**What you need to do:** Give only the number of lines that hold the word "color".

**Recorded data:**
** START **

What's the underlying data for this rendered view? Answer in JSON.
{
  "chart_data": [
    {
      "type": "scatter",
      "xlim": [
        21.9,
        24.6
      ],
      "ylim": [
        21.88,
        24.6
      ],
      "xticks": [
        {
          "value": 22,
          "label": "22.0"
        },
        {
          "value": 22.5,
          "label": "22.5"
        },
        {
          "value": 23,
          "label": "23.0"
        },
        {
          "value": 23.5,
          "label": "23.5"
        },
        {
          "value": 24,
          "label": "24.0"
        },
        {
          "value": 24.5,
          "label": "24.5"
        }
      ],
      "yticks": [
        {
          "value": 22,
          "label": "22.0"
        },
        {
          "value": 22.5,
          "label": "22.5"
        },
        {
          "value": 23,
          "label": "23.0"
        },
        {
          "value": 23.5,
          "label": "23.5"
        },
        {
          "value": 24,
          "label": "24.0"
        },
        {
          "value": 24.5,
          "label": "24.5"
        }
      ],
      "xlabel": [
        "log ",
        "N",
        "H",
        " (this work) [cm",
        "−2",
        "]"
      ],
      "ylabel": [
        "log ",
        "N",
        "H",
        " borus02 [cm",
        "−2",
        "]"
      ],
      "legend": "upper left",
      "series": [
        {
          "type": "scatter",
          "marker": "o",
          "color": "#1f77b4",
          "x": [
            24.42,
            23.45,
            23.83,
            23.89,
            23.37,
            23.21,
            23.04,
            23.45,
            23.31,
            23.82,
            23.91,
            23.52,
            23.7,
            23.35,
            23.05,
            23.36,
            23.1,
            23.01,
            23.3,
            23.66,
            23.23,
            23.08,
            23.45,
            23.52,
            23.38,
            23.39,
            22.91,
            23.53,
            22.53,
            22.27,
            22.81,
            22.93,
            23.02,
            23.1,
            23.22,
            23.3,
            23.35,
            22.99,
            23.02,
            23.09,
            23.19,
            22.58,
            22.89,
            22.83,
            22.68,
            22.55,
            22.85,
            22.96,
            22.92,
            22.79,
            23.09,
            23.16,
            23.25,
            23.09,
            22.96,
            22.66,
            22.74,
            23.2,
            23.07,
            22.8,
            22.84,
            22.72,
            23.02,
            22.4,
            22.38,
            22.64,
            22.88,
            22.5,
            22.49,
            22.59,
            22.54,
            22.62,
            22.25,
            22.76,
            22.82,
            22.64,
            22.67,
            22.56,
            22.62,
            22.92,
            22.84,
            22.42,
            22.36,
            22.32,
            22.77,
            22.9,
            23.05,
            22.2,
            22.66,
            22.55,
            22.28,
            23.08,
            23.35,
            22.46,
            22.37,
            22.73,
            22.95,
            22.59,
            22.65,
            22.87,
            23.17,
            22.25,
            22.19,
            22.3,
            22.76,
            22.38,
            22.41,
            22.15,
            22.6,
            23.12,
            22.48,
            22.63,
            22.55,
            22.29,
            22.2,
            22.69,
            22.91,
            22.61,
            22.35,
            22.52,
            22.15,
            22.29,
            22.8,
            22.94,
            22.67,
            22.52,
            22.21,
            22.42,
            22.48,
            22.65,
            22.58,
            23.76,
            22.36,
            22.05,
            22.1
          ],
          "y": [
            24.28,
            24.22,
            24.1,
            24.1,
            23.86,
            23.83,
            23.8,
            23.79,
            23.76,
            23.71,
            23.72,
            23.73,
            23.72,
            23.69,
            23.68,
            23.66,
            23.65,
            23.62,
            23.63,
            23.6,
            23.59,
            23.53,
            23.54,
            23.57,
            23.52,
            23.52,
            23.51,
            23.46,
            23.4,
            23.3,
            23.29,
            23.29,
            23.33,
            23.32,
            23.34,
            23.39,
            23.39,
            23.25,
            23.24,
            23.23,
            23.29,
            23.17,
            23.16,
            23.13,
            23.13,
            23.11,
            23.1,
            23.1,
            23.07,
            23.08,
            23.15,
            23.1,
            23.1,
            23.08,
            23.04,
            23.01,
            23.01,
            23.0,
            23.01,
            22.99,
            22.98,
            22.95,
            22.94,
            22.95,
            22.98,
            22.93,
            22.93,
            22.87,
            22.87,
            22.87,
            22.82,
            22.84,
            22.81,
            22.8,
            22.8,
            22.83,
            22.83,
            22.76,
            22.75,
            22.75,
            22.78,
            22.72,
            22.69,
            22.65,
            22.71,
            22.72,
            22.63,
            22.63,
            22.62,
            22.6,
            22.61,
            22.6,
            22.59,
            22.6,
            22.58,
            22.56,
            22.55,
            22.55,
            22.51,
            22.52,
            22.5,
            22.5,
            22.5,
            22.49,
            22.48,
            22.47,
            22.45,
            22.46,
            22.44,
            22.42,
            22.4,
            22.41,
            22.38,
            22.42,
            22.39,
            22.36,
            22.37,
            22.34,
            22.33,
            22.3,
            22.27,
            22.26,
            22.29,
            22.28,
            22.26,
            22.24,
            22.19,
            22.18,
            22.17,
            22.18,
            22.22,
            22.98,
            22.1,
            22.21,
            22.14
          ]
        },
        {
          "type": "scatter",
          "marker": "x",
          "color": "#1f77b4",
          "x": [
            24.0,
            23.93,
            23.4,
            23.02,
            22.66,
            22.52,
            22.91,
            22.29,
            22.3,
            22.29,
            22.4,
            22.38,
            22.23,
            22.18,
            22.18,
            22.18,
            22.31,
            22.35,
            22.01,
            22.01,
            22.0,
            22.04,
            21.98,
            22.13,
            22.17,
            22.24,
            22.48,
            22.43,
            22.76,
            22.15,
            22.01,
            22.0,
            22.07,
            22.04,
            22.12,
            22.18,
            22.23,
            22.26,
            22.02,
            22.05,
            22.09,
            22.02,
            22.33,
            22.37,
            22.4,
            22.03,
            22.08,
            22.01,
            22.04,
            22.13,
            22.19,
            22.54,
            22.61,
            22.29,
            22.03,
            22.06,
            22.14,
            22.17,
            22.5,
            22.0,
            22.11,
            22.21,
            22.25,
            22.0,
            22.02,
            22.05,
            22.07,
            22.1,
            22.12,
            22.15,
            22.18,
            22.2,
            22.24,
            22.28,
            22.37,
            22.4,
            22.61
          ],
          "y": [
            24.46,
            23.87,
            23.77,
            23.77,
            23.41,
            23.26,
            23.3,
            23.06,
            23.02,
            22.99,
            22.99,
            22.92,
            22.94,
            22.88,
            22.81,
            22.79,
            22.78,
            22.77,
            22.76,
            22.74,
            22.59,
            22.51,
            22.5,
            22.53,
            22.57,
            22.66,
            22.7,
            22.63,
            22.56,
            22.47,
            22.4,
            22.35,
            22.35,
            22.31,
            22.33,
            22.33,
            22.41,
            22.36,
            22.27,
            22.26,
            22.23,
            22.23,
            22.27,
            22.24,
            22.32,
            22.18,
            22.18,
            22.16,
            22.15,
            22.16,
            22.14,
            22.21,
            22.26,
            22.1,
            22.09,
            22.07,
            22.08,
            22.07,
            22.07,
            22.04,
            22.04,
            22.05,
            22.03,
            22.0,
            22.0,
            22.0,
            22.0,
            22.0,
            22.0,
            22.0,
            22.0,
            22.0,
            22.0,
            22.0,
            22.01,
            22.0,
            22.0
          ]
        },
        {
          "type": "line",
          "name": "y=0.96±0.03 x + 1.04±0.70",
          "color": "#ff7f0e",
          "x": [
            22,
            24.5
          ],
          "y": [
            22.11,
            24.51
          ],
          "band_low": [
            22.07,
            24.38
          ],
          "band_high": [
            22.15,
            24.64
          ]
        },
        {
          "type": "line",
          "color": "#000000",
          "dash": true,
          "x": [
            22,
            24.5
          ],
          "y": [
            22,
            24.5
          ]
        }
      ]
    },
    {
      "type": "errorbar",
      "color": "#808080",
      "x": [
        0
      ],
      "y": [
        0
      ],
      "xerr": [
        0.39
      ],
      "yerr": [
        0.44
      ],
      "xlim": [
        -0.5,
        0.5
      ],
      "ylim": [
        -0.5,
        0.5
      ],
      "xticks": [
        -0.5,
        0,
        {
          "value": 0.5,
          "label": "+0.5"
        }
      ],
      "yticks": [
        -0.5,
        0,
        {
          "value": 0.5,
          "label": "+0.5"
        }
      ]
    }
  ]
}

** END **

**The response:** 5